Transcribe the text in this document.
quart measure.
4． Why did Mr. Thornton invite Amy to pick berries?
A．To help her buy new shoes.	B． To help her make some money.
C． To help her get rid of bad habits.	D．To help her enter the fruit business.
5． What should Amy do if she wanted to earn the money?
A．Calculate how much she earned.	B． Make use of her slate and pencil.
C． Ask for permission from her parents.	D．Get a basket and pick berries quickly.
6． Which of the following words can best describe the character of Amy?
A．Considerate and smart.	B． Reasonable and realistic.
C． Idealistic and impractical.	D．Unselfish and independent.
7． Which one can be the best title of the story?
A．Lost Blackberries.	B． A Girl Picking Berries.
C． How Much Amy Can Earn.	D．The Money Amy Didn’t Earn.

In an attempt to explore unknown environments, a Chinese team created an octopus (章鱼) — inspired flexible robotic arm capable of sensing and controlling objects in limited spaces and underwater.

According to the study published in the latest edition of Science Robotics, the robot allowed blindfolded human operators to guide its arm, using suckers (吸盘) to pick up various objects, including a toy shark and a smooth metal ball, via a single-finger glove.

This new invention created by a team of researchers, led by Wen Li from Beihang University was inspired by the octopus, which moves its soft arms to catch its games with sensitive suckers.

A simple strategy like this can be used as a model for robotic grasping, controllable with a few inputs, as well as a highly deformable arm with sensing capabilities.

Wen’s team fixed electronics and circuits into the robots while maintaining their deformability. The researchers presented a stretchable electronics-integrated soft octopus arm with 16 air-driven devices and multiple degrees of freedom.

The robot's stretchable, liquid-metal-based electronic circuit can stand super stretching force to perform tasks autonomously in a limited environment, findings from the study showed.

_____

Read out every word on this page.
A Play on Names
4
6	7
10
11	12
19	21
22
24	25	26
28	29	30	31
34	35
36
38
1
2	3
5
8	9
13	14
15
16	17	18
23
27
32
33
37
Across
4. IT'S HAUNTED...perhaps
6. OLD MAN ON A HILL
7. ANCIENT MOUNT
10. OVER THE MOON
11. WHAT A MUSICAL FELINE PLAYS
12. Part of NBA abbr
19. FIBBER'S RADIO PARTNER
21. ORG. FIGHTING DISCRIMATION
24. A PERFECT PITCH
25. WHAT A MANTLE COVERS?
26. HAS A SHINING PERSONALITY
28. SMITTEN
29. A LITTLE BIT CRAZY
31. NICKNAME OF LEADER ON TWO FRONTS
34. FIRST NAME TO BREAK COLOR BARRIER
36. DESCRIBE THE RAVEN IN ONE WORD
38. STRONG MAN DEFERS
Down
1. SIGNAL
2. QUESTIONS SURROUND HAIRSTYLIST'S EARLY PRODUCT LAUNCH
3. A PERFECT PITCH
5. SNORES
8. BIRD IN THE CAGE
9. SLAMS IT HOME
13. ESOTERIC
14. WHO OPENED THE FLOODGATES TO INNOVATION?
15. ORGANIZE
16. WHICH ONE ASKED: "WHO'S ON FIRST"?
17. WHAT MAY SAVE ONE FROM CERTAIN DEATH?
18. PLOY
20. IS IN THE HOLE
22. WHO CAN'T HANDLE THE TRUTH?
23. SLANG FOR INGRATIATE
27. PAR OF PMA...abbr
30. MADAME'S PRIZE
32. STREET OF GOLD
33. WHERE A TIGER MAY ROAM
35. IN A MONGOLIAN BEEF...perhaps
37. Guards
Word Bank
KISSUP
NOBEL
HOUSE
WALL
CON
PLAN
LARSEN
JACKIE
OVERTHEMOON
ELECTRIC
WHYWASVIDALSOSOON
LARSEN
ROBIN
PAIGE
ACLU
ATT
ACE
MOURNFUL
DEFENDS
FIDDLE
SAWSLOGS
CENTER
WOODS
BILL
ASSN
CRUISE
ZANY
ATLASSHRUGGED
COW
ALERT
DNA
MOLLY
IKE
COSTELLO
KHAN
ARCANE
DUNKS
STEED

_____

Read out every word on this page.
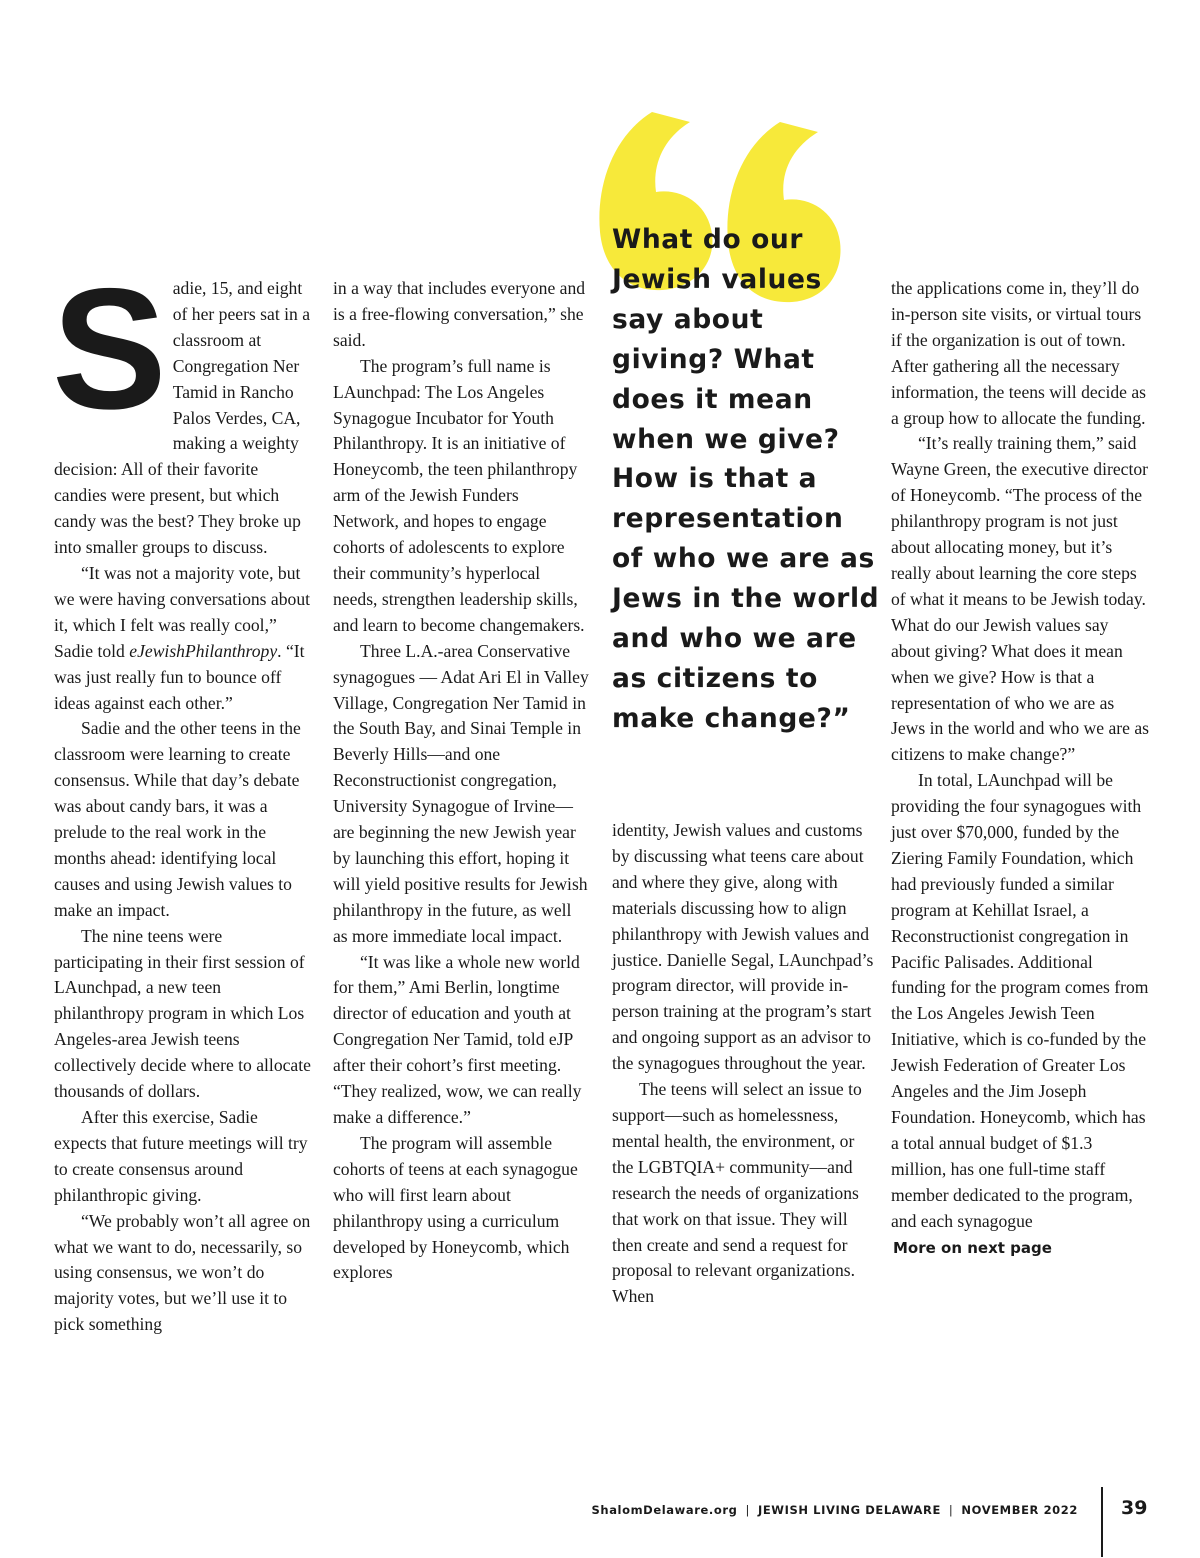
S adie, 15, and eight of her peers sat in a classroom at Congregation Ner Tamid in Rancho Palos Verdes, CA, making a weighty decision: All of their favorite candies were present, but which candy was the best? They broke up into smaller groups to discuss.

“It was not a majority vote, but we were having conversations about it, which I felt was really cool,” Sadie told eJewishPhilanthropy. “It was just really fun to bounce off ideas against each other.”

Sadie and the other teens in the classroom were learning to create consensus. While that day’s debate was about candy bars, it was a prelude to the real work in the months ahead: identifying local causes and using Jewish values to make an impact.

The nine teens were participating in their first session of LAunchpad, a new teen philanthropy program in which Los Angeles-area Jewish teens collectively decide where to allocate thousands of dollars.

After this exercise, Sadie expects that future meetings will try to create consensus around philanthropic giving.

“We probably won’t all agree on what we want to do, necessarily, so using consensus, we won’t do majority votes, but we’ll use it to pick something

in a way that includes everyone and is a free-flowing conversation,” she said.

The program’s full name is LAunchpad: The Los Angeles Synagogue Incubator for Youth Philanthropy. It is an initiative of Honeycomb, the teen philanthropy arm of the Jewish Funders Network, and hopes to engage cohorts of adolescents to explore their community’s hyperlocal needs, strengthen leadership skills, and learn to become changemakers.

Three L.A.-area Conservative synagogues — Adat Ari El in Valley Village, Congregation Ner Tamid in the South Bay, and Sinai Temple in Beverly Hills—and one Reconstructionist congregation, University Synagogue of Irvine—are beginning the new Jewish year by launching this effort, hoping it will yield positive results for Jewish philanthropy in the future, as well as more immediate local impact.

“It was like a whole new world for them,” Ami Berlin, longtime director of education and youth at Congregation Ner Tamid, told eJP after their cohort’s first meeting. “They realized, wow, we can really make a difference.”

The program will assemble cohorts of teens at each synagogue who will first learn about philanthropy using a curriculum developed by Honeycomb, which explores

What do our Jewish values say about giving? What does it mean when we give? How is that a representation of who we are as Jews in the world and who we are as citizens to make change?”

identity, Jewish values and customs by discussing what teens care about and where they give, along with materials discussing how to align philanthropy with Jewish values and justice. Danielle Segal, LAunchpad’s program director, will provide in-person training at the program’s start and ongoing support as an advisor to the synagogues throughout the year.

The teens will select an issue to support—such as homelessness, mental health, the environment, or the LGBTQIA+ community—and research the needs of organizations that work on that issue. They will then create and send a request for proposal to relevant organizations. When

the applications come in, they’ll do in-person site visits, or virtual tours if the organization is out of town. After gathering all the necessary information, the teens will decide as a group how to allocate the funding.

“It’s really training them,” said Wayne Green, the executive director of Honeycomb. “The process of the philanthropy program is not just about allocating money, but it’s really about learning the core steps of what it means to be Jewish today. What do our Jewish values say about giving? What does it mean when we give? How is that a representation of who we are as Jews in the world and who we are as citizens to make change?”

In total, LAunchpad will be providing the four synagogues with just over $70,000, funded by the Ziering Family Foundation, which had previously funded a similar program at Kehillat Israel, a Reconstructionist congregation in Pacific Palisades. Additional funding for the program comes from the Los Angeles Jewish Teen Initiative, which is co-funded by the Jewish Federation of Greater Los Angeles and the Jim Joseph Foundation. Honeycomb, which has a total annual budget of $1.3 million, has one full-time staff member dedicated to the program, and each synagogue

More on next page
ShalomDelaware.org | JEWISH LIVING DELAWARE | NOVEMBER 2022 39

_____

▶ Task prompt: Gather each line of the listing containing the word "into" and show it.

▶ Worked answer:
Wen’s team fixed electronics and circuits into the robots while maintaining their deformability. The researchers presented a stretchable electronics-integrated soft octopus arm with 16 air-driven devices and multiple degrees of freedom.
S adie, 15, and eight of her peers sat in a classroom at Congregation Ner Tamid in Rancho Palos Verdes, CA, making a weighty decision: All of their favorite candies were present, but which candy was the best? They broke up into smaller groups to discuss.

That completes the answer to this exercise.